Using the data below, gather each line that includes the word "text".

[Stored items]
--- START ---

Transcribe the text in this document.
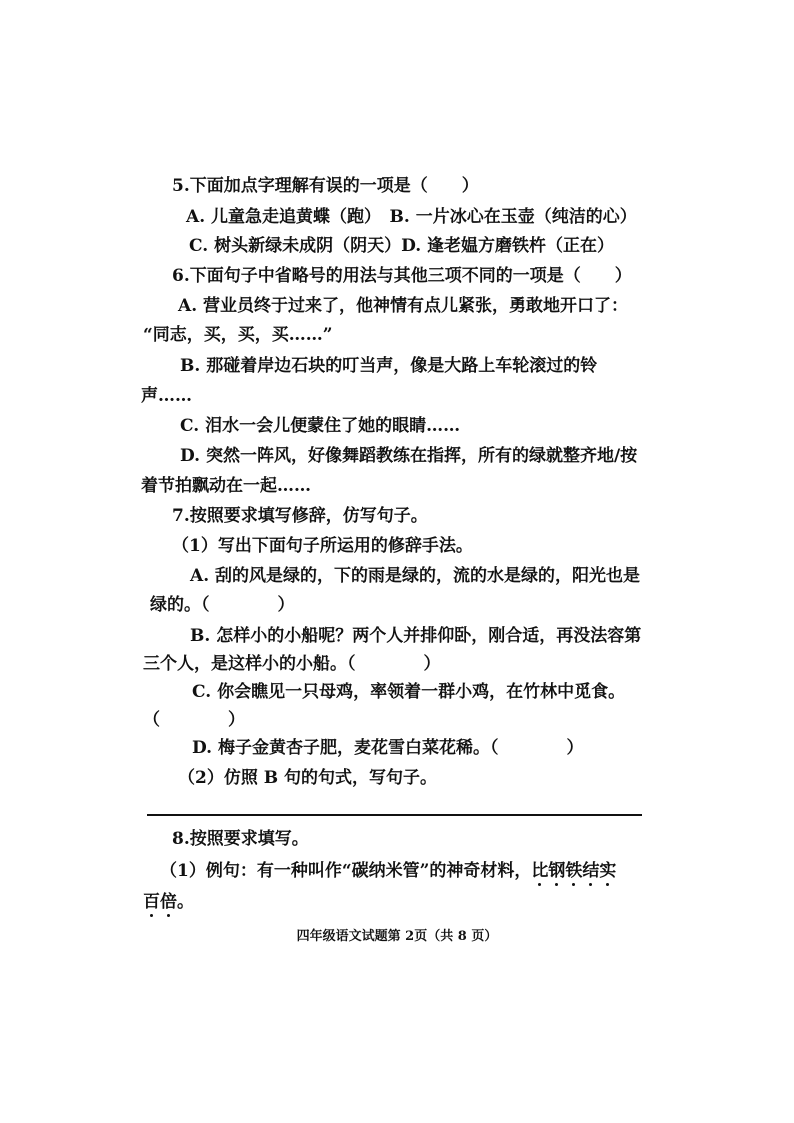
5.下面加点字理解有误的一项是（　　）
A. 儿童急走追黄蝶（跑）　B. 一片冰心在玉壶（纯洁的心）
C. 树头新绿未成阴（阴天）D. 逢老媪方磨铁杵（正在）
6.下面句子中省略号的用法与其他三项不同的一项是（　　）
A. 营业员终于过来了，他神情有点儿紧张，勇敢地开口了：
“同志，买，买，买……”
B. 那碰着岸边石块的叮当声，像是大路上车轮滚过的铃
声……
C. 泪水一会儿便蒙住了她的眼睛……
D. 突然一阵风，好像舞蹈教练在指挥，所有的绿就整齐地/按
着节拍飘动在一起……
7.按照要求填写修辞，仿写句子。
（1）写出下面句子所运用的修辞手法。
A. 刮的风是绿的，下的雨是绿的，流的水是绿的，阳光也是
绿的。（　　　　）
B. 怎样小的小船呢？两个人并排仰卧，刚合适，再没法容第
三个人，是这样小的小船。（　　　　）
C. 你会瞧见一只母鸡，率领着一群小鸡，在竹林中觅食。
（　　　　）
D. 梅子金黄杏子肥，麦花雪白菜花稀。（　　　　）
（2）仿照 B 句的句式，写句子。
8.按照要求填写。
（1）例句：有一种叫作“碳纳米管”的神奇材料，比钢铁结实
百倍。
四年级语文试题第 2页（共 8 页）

--- END ---
--- START ---

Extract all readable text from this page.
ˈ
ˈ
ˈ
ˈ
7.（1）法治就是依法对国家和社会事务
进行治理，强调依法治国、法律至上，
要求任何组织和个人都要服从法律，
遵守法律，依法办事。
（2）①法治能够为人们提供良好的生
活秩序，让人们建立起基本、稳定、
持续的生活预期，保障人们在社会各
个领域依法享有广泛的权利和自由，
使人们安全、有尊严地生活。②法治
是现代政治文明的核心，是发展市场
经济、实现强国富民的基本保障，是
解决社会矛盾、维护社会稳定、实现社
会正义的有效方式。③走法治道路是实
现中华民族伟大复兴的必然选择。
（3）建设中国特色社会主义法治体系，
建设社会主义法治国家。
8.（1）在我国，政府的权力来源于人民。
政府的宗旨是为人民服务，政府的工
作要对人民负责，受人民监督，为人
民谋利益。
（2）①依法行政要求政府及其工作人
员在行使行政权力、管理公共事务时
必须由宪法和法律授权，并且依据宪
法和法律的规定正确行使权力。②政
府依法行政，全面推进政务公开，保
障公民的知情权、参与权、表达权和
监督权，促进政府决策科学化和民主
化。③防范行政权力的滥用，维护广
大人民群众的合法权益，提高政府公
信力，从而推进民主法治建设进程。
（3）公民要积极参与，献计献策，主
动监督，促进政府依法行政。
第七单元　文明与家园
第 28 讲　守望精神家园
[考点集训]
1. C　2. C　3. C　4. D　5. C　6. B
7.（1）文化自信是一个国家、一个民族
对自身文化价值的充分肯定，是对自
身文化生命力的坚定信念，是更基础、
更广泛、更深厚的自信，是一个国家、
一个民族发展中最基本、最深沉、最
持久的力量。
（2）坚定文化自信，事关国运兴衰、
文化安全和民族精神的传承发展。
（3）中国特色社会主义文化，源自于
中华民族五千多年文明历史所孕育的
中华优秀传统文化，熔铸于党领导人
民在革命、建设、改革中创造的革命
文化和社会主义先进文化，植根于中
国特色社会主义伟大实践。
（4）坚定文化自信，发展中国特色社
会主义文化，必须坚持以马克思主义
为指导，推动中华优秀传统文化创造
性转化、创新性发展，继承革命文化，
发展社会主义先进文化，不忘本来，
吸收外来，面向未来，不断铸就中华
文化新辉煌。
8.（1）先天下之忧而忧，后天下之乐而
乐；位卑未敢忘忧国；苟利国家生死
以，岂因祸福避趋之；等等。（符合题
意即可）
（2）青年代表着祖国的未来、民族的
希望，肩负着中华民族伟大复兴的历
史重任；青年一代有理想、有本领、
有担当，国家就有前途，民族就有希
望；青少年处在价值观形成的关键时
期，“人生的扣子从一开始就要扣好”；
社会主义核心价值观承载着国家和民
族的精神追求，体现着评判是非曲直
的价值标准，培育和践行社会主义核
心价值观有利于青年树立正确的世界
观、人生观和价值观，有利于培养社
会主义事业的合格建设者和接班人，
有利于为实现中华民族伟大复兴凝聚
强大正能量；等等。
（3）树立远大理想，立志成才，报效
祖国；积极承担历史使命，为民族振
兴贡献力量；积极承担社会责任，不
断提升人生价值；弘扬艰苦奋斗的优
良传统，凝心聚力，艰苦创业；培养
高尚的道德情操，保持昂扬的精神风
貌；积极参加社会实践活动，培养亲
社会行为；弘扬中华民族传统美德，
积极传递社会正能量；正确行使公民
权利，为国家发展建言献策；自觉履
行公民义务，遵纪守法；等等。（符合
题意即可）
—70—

--- END ---

* _RIGHT ANSWER_:
Transcribe the text in this document.
Extract all readable text from this page.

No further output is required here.